** Start of RECORDS SHOWN **
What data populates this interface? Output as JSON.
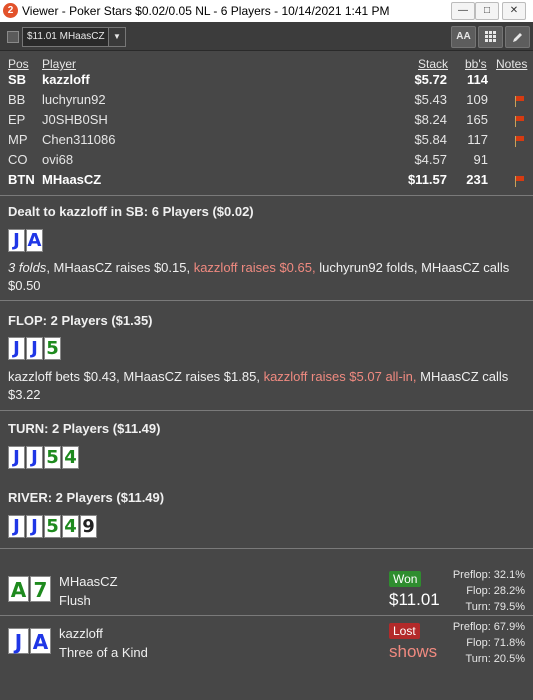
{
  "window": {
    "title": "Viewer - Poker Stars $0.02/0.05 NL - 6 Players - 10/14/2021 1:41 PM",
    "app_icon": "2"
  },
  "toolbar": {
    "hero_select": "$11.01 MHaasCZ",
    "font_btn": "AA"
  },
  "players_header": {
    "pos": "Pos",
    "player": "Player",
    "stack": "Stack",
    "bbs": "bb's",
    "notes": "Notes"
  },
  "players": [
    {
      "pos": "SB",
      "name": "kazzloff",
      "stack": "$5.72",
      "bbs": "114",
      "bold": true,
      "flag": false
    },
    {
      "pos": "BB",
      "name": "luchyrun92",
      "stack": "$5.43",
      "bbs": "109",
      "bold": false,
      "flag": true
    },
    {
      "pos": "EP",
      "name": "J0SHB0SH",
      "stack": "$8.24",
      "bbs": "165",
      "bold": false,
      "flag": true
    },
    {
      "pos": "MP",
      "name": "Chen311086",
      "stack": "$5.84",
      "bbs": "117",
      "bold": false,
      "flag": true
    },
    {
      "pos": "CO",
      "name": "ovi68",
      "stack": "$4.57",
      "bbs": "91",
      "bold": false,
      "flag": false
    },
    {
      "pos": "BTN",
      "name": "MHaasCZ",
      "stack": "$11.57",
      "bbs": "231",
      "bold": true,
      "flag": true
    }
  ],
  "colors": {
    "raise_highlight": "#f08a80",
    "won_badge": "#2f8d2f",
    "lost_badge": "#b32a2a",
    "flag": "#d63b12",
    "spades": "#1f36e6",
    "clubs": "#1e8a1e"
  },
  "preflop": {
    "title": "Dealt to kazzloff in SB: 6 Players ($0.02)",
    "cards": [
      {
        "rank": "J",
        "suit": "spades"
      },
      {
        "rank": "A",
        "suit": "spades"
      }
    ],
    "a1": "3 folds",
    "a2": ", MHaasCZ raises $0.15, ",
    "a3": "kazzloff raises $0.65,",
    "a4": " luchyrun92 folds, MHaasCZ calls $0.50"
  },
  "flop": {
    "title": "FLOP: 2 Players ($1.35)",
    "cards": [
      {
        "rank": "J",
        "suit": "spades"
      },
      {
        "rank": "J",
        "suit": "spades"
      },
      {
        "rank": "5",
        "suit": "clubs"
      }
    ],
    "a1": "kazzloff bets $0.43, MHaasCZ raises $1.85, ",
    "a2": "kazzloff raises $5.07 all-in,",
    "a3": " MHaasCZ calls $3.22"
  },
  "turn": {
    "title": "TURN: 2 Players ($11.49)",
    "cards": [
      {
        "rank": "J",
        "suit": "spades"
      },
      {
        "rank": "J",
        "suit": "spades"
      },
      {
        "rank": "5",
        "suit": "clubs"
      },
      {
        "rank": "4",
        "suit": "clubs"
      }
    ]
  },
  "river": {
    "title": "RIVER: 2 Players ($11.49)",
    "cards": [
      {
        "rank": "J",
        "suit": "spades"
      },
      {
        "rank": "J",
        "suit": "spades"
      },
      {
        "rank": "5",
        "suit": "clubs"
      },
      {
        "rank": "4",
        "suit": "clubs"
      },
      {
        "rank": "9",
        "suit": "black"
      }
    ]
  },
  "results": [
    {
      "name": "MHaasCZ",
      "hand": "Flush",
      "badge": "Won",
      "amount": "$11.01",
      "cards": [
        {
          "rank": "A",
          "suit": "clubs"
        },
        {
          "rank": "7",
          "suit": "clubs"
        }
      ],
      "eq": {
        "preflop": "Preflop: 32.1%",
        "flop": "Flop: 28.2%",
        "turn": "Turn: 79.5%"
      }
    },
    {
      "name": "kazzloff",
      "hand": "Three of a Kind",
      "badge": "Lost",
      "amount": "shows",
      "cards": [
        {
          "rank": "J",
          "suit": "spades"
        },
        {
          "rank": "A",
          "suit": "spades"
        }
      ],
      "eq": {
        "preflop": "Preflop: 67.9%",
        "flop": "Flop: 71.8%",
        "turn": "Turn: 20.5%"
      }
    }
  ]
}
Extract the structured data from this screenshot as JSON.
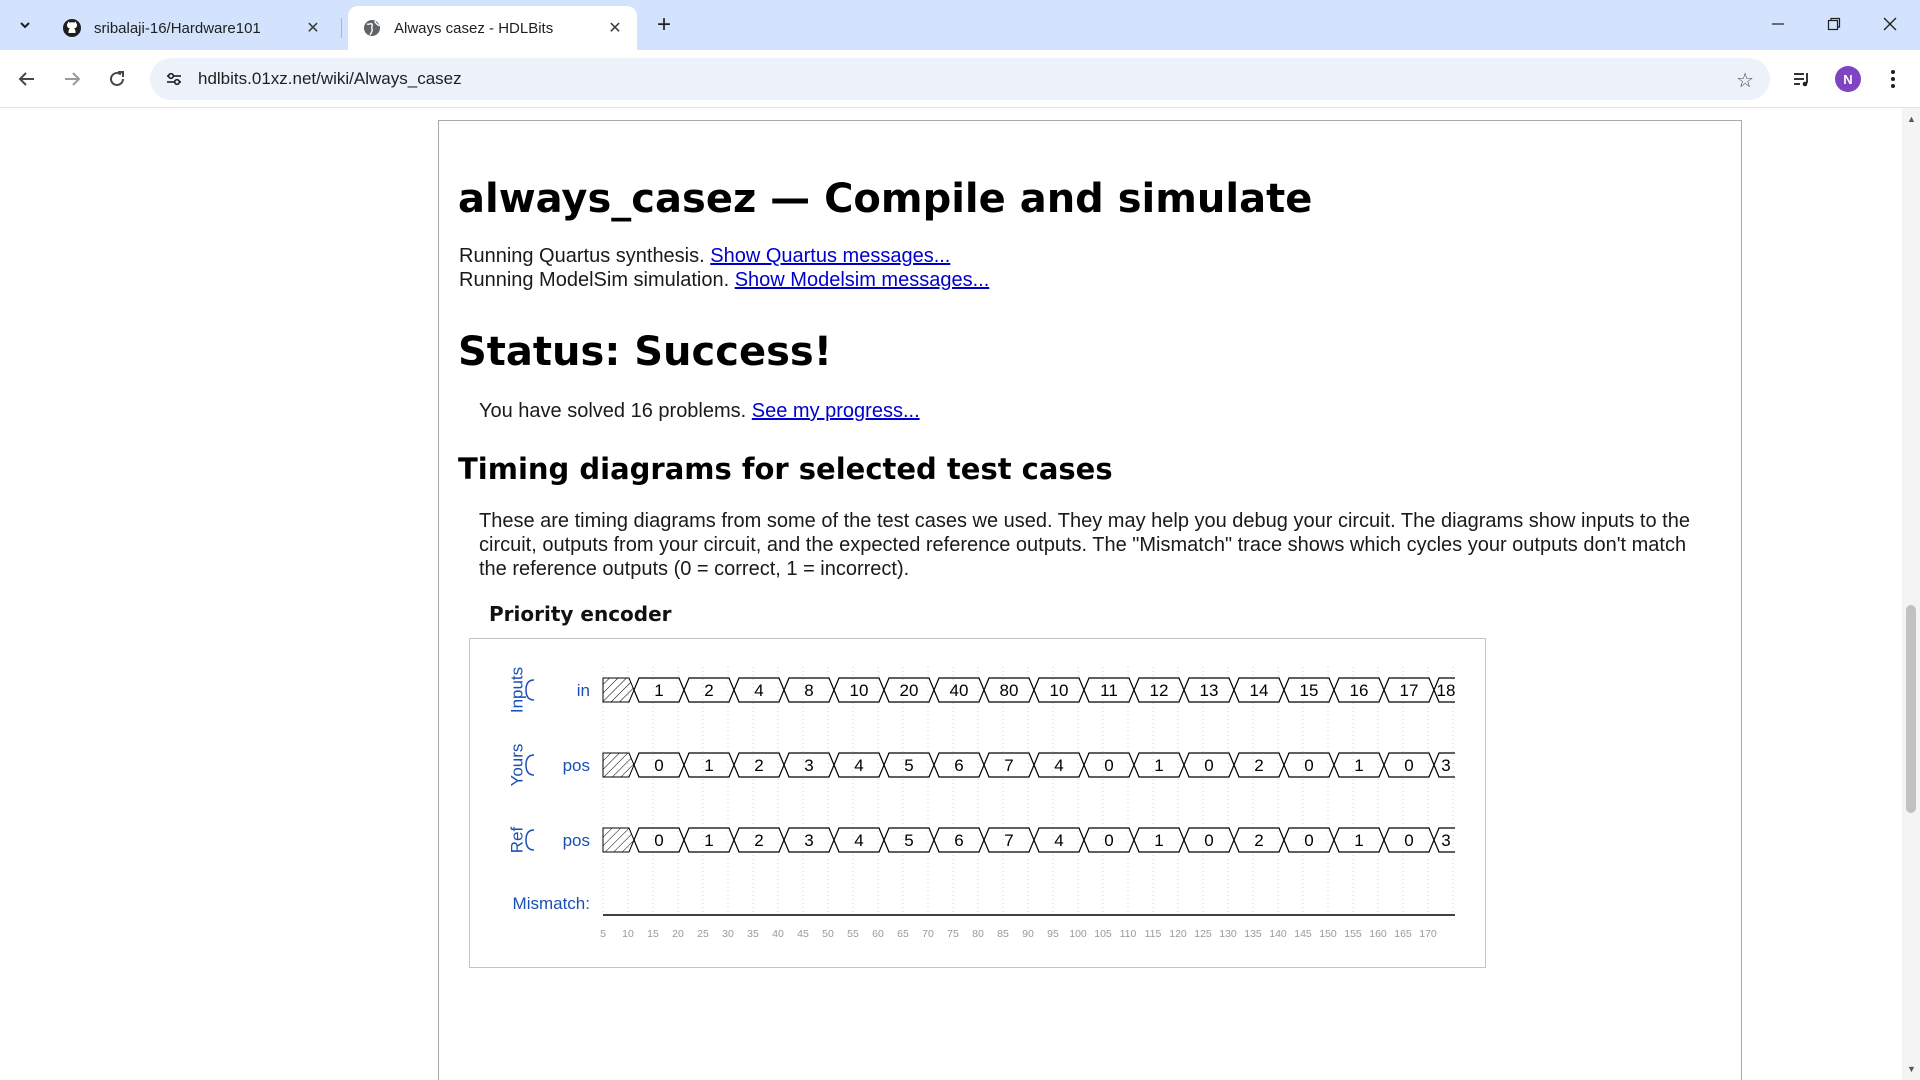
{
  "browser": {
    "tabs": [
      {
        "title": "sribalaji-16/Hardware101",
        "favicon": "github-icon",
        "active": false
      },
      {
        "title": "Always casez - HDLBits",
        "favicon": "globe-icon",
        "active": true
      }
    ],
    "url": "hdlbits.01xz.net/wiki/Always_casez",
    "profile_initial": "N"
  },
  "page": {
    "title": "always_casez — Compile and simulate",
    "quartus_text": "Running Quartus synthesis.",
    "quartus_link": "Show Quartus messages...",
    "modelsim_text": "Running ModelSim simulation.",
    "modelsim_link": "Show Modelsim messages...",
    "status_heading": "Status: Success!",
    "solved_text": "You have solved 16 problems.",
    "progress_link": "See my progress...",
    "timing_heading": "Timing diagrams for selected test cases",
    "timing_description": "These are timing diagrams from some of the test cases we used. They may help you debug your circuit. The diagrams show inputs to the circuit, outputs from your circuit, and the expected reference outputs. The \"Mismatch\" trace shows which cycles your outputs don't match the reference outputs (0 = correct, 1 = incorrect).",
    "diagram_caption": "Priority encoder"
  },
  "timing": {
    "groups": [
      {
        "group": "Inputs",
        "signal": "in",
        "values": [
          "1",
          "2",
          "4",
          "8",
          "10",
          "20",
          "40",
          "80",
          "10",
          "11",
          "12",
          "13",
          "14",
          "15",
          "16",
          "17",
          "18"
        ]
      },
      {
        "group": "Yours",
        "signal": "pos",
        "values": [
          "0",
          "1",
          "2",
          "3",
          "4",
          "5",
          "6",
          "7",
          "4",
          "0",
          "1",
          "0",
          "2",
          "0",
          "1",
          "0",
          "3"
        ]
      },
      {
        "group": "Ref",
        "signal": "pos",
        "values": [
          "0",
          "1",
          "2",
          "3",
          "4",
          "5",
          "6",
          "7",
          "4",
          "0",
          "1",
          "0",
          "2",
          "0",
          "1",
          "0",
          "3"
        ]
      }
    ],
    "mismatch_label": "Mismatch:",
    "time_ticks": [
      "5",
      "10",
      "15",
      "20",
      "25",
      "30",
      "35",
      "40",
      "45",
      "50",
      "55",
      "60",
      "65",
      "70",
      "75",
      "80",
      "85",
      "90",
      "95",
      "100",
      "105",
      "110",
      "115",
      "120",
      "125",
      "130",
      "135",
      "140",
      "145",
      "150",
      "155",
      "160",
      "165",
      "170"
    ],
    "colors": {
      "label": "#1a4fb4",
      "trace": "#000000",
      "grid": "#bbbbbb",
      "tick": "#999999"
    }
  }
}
** End of RECORDS SHOWN **
* TASK DIRECTIONS
For each line of the listing that holds the word "raises", show that line.

* SOLVED EXERCISE
    "a2": ", MHaasCZ raises $0.15, ",
    "a3": "kazzloff raises $0.65,",
    "a1": "kazzloff bets $0.43, MHaasCZ raises $1.85, ",
    "a2": "kazzloff raises $5.07 all-in,",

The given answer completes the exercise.